**Dataset entries on figures**
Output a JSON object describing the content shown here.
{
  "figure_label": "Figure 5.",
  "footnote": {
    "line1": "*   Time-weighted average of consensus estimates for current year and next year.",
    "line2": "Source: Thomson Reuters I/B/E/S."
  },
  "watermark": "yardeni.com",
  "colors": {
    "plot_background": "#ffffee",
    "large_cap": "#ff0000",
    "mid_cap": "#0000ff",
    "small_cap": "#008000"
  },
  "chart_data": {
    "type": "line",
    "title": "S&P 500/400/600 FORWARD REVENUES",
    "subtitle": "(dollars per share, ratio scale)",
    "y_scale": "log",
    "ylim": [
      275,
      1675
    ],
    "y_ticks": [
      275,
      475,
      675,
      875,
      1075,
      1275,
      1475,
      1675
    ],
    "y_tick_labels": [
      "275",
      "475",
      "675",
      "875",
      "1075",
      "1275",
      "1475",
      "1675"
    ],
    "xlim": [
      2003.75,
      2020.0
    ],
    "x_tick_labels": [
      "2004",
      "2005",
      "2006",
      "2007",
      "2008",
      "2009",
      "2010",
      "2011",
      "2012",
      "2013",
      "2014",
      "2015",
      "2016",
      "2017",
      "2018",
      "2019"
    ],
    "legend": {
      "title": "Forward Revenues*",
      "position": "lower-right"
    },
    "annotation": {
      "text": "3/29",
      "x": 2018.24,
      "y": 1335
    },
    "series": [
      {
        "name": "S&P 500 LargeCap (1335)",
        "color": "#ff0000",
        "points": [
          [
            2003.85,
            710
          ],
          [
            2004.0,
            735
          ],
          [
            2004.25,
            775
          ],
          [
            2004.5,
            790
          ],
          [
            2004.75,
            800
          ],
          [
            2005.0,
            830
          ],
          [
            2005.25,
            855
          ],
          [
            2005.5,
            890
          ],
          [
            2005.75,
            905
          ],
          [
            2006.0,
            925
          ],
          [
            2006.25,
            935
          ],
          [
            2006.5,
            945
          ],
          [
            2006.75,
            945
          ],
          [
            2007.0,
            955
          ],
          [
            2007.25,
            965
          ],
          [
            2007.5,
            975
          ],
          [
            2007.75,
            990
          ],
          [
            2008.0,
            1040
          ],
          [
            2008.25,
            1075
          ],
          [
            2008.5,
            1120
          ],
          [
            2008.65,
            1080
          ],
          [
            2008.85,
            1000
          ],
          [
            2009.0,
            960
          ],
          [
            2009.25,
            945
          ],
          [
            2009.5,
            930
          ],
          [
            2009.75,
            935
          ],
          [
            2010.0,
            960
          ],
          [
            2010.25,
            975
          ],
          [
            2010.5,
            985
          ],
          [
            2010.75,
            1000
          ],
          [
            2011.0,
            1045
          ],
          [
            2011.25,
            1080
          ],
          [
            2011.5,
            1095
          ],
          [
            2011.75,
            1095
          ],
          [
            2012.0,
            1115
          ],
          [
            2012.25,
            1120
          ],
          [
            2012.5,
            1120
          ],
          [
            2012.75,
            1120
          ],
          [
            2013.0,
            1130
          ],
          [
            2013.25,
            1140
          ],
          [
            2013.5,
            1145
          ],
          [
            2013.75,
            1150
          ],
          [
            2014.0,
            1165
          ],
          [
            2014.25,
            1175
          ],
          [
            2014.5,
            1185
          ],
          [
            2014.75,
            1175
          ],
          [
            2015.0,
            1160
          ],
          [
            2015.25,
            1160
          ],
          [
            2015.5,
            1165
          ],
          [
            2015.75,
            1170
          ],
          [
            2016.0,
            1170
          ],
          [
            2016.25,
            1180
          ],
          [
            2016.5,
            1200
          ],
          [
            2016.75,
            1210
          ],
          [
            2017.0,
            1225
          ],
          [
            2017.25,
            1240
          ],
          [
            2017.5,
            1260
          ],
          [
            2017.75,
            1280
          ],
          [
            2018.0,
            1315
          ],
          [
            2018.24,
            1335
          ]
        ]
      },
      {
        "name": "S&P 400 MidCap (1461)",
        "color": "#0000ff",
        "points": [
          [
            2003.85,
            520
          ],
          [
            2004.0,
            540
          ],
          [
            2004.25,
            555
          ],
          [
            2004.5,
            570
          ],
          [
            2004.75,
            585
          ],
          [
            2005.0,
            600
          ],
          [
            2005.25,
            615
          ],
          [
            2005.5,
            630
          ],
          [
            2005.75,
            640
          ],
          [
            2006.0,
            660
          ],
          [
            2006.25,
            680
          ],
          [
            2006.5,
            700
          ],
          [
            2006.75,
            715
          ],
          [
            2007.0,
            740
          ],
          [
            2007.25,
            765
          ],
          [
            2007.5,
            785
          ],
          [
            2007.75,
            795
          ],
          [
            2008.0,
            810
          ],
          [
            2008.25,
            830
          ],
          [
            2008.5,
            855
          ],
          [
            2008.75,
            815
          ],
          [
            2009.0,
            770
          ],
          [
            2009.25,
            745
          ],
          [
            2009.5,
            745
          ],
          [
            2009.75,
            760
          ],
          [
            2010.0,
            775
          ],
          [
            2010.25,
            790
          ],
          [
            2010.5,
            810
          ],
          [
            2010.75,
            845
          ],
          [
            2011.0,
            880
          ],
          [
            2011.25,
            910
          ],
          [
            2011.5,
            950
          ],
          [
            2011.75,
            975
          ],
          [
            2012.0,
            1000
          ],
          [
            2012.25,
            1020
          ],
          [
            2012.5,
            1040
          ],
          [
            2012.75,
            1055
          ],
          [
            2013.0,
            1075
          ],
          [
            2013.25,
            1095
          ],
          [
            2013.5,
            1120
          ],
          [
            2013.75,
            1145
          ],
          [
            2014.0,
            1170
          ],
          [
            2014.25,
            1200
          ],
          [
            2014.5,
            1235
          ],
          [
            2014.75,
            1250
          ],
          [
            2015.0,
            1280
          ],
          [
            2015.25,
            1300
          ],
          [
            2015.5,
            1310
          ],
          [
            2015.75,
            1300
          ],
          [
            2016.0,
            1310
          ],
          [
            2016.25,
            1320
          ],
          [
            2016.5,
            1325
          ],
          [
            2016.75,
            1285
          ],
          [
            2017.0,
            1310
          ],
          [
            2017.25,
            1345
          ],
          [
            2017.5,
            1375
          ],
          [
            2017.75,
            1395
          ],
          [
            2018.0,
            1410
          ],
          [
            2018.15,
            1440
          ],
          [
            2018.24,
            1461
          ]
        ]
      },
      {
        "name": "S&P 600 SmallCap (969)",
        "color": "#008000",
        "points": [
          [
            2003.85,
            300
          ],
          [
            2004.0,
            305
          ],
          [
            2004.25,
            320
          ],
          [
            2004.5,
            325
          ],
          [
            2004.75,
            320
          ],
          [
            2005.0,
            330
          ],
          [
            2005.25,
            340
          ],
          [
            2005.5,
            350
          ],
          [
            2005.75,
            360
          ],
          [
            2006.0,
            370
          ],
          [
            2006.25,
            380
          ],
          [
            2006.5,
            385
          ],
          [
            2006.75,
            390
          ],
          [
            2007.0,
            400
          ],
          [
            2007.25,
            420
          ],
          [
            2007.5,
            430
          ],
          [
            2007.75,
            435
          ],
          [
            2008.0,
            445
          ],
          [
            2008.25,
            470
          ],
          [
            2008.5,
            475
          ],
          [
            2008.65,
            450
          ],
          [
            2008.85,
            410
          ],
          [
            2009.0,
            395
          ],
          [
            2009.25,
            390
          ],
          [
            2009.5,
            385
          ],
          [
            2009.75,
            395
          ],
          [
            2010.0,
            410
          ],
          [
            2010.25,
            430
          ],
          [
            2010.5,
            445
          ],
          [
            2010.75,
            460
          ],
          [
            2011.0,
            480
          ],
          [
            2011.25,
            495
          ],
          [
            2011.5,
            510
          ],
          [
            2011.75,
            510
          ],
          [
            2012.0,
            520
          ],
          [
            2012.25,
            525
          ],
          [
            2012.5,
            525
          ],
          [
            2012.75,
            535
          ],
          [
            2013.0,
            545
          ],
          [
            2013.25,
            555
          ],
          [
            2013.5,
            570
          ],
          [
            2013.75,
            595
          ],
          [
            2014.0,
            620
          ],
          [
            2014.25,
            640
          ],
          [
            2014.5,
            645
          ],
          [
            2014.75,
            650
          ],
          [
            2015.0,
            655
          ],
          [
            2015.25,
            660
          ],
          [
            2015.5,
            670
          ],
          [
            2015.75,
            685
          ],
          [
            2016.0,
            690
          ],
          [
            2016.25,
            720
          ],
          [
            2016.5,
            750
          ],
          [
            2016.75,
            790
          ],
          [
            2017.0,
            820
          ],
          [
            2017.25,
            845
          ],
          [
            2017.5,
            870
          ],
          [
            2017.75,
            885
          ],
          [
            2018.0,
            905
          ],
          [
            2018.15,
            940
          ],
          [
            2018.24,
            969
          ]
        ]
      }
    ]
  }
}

**Stated problem**
Go through the material line by line. Show each line that contains the string "name".

**Answer to the task**
        "name": "S&P 500 LargeCap (1335)",
        "name": "S&P 400 MidCap (1461)",
        "name": "S&P 600 SmallCap (969)",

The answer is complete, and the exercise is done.